▶

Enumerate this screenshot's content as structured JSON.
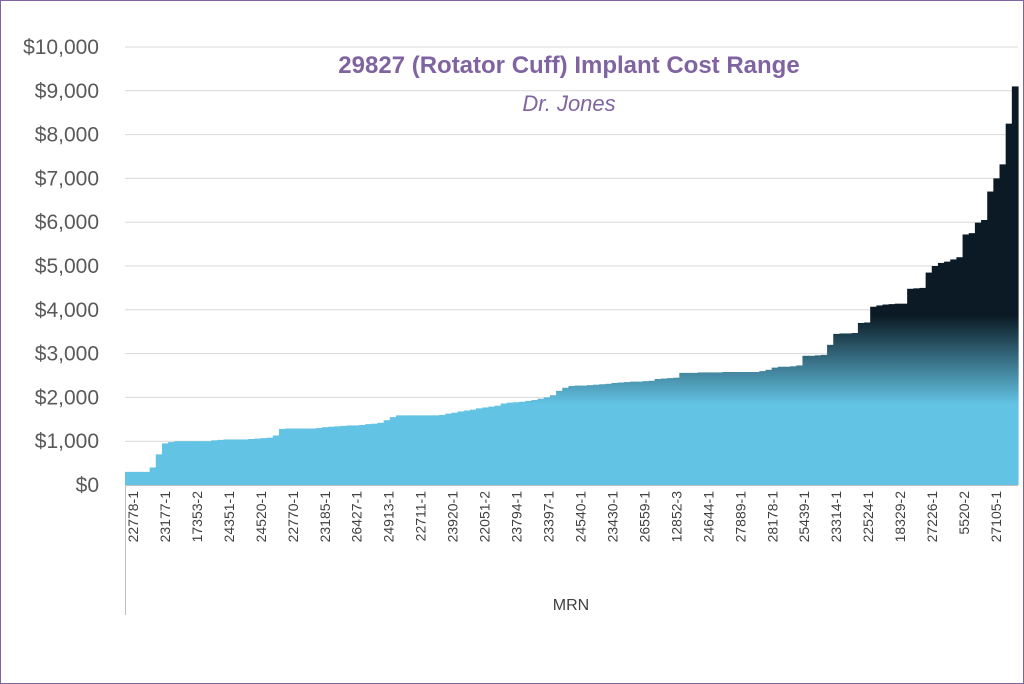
{
  "chart_data": {
    "type": "area",
    "title": "29827 (Rotator Cuff) Implant Cost Range",
    "subtitle": "Dr. Jones",
    "xlabel": "MRN",
    "ylabel": "",
    "ylim": [
      0,
      10000
    ],
    "ytick_labels": [
      "$0",
      "$1,000",
      "$2,000",
      "$3,000",
      "$4,000",
      "$5,000",
      "$6,000",
      "$7,000",
      "$8,000",
      "$9,000",
      "$10,000"
    ],
    "grid": true,
    "legend": "none",
    "colors": {
      "fill_light": "#63c3e4",
      "fill_dark": "#0b1a24",
      "title": "#8064a2",
      "grid": "#d9d9d9",
      "frame": "#8064a2"
    },
    "x_tick_labels": [
      "22778-1",
      "23177-1",
      "17353-2",
      "24351-1",
      "24520-1",
      "22770-1",
      "23185-1",
      "26427-1",
      "24913-1",
      "22711-1",
      "23920-1",
      "22051-2",
      "23794-1",
      "23397-1",
      "24540-1",
      "23430-1",
      "26559-1",
      "12852-3",
      "24644-1",
      "27889-1",
      "28178-1",
      "25439-1",
      "23314-1",
      "22524-1",
      "18329-2",
      "27226-1",
      "5520-2",
      "27105-1"
    ],
    "values": [
      300,
      300,
      300,
      300,
      400,
      700,
      950,
      980,
      1000,
      1000,
      1000,
      1000,
      1000,
      1000,
      1020,
      1030,
      1040,
      1040,
      1040,
      1040,
      1050,
      1060,
      1070,
      1080,
      1130,
      1280,
      1290,
      1290,
      1290,
      1290,
      1290,
      1300,
      1320,
      1330,
      1340,
      1350,
      1360,
      1360,
      1370,
      1390,
      1400,
      1420,
      1480,
      1550,
      1590,
      1590,
      1590,
      1590,
      1590,
      1590,
      1590,
      1600,
      1630,
      1650,
      1680,
      1700,
      1720,
      1750,
      1770,
      1790,
      1810,
      1860,
      1880,
      1890,
      1900,
      1920,
      1940,
      1970,
      2000,
      2050,
      2150,
      2220,
      2260,
      2270,
      2270,
      2280,
      2290,
      2300,
      2310,
      2330,
      2340,
      2350,
      2360,
      2360,
      2370,
      2380,
      2420,
      2430,
      2440,
      2450,
      2560,
      2560,
      2560,
      2570,
      2570,
      2570,
      2570,
      2580,
      2580,
      2580,
      2580,
      2580,
      2580,
      2600,
      2630,
      2680,
      2700,
      2700,
      2710,
      2730,
      2950,
      2950,
      2960,
      2970,
      3200,
      3450,
      3460,
      3460,
      3470,
      3700,
      3710,
      4070,
      4100,
      4120,
      4130,
      4140,
      4140,
      4480,
      4490,
      4500,
      4850,
      5000,
      5070,
      5100,
      5150,
      5200,
      5720,
      5750,
      5990,
      6050,
      6700,
      7000,
      7320,
      8250,
      9100
    ]
  }
}
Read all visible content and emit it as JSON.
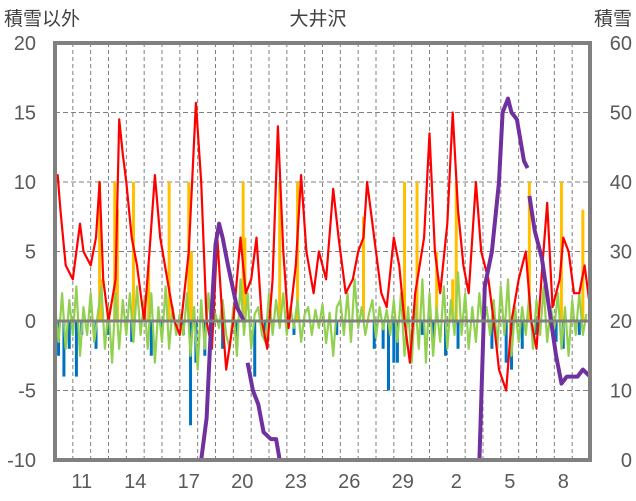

◀

What is needed:
Your task is to repeat the material above exactly, without its pictures.

Response to the exercise:
Enumerate this screenshot's content as structured JSON.
{
  "chart_data": {
    "type": "area",
    "title": "29827 (Rotator Cuff) Implant Cost Range",
    "subtitle": "Dr. Jones",
    "xlabel": "MRN",
    "ylabel": "",
    "ylim": [
      0,
      10000
    ],
    "ytick_labels": [
      "$0",
      "$1,000",
      "$2,000",
      "$3,000",
      "$4,000",
      "$5,000",
      "$6,000",
      "$7,000",
      "$8,000",
      "$9,000",
      "$10,000"
    ],
    "grid": true,
    "legend": "none",
    "colors": {
      "fill_light": "#63c3e4",
      "fill_dark": "#0b1a24",
      "title": "#8064a2",
      "grid": "#d9d9d9",
      "frame": "#8064a2"
    },
    "x_tick_labels": [
      "22778-1",
      "23177-1",
      "17353-2",
      "24351-1",
      "24520-1",
      "22770-1",
      "23185-1",
      "26427-1",
      "24913-1",
      "22711-1",
      "23920-1",
      "22051-2",
      "23794-1",
      "23397-1",
      "24540-1",
      "23430-1",
      "26559-1",
      "12852-3",
      "24644-1",
      "27889-1",
      "28178-1",
      "25439-1",
      "23314-1",
      "22524-1",
      "18329-2",
      "27226-1",
      "5520-2",
      "27105-1"
    ],
    "values": [
      300,
      300,
      300,
      300,
      400,
      700,
      950,
      980,
      1000,
      1000,
      1000,
      1000,
      1000,
      1000,
      1020,
      1030,
      1040,
      1040,
      1040,
      1040,
      1050,
      1060,
      1070,
      1080,
      1130,
      1280,
      1290,
      1290,
      1290,
      1290,
      1290,
      1300,
      1320,
      1330,
      1340,
      1350,
      1360,
      1360,
      1370,
      1390,
      1400,
      1420,
      1480,
      1550,
      1590,
      1590,
      1590,
      1590,
      1590,
      1590,
      1590,
      1600,
      1630,
      1650,
      1680,
      1700,
      1720,
      1750,
      1770,
      1790,
      1810,
      1860,
      1880,
      1890,
      1900,
      1920,
      1940,
      1970,
      2000,
      2050,
      2150,
      2220,
      2260,
      2270,
      2270,
      2280,
      2290,
      2300,
      2310,
      2330,
      2340,
      2350,
      2360,
      2360,
      2370,
      2380,
      2420,
      2430,
      2440,
      2450,
      2560,
      2560,
      2560,
      2570,
      2570,
      2570,
      2570,
      2580,
      2580,
      2580,
      2580,
      2580,
      2580,
      2600,
      2630,
      2680,
      2700,
      2700,
      2710,
      2730,
      2950,
      2950,
      2960,
      2970,
      3200,
      3450,
      3460,
      3460,
      3470,
      3700,
      3710,
      4070,
      4100,
      4120,
      4130,
      4140,
      4140,
      4480,
      4490,
      4500,
      4850,
      5000,
      5070,
      5100,
      5150,
      5200,
      5720,
      5750,
      5990,
      6050,
      6700,
      7000,
      7320,
      8250,
      9100
    ]
  }
}
Read all visible content and emit it as JSON.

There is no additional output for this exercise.